━━━ Records to use

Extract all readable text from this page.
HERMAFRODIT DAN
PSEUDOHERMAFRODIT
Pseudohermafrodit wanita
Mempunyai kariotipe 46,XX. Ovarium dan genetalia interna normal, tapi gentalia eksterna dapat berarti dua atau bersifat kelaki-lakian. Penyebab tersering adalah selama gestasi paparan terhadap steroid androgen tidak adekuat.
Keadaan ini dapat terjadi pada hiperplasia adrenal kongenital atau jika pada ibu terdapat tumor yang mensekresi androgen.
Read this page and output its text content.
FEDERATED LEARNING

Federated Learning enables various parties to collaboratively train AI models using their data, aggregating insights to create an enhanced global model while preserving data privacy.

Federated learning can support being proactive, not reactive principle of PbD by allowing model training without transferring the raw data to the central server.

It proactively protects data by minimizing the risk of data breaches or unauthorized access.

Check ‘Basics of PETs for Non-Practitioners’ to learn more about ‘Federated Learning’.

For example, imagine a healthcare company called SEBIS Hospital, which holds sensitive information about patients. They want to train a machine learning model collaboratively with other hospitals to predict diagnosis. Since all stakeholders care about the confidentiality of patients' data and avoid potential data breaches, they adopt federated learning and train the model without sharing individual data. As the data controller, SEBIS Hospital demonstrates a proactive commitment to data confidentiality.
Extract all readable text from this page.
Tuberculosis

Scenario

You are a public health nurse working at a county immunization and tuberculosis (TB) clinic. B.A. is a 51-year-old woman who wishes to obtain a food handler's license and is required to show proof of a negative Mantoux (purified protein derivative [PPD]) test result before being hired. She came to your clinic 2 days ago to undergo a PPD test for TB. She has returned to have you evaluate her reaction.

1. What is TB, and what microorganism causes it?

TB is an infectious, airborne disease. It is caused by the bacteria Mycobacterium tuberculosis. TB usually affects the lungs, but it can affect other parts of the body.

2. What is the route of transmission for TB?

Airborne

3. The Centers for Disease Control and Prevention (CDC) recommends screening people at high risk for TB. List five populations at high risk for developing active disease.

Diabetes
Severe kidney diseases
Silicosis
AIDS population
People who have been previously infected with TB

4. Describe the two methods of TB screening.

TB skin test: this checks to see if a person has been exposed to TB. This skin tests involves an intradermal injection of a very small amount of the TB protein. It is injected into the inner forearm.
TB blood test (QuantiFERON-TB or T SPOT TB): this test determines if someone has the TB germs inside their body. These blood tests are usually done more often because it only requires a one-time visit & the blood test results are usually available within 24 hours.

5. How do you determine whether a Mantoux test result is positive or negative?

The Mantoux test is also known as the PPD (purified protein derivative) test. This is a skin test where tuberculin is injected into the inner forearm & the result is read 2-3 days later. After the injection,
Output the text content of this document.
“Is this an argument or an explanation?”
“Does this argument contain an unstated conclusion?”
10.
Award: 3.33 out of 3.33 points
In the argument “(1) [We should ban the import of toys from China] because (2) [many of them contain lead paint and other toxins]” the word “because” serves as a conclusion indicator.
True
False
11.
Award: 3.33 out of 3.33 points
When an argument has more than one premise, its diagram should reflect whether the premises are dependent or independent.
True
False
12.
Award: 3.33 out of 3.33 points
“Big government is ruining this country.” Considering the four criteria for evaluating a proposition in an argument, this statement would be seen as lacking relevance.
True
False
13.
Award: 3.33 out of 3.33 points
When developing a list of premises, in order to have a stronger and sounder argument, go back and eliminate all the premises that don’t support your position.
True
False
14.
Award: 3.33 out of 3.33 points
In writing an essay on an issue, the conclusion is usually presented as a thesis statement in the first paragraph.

━━━━━━

[Task to carry out]:
Report how many lines in the data include the string "text", giving nothing but that number.

[Exercise solution]:
4